§ **Given task**: In the records below, work out how many lines hold the word "Chinese". Report the number alone.

— Begin —

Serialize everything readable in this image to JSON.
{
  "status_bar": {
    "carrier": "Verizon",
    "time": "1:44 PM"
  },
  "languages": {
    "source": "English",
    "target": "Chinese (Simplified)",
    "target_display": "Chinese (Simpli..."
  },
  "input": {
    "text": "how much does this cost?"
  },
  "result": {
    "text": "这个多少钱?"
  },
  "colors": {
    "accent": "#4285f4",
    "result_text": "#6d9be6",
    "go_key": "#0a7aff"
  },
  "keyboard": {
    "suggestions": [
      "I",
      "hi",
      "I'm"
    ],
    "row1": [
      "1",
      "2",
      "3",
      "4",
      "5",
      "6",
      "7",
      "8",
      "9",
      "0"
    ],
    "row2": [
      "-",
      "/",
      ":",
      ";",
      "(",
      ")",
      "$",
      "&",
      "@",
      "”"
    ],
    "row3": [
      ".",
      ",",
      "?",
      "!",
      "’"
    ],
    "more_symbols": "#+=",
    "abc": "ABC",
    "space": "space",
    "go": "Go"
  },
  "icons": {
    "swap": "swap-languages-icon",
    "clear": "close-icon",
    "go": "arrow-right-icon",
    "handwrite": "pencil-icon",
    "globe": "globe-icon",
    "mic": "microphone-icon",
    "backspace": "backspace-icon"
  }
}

— End —

§ **Reply**: 2